#### [EXERCISE OBJECTIVE]
Copy every line of the records below where the word "Caparica" occurs.

#### [WORKING DATA]
——————

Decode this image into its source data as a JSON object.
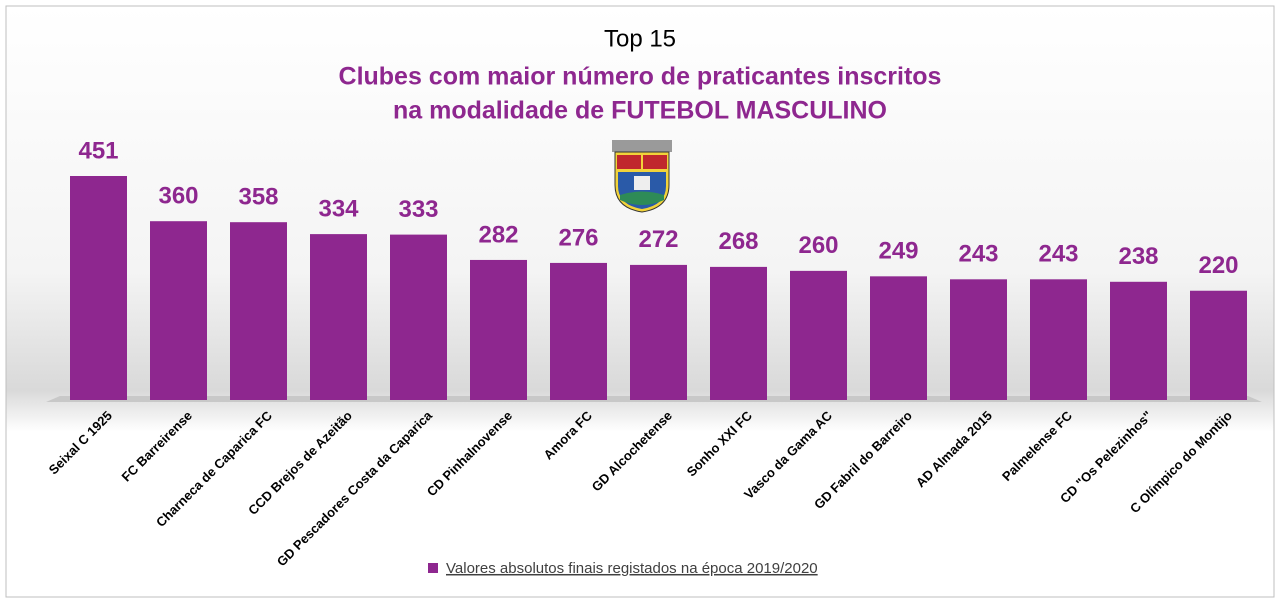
{
  "chart_data": {
    "type": "bar",
    "title": "Top 15",
    "subtitle": [
      "Clubes com maior número de praticantes inscritos",
      "na modalidade de FUTEBOL MASCULINO"
    ],
    "categories": [
      "Seixal C 1925",
      "FC Barreirense",
      "Charneca de Caparica FC",
      "CCD Brejos de Azeitão",
      "GD Pescadores Costa da Caparica",
      "CD Pinhalnovense",
      "Amora FC",
      "GD Alcochetense",
      "Sonho XXI FC",
      "Vasco da Gama AC",
      "GD Fabril do Barreiro",
      "AD Almada 2015",
      "Palmelense FC",
      "CD \"Os Pelezinhos\"",
      "C Olímpico do Montijo"
    ],
    "series": [
      {
        "name": "Valores absolutos finais registados na época 2019/2020",
        "color": "#8e278f",
        "values": [
          451,
          360,
          358,
          334,
          333,
          282,
          276,
          272,
          268,
          260,
          249,
          243,
          243,
          238,
          220
        ]
      }
    ],
    "legend": "bottom"
  }
}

——————

#### [COMPLETE ANSWER]
      "Charneca de Caparica FC",
      "GD Pescadores Costa da Caparica",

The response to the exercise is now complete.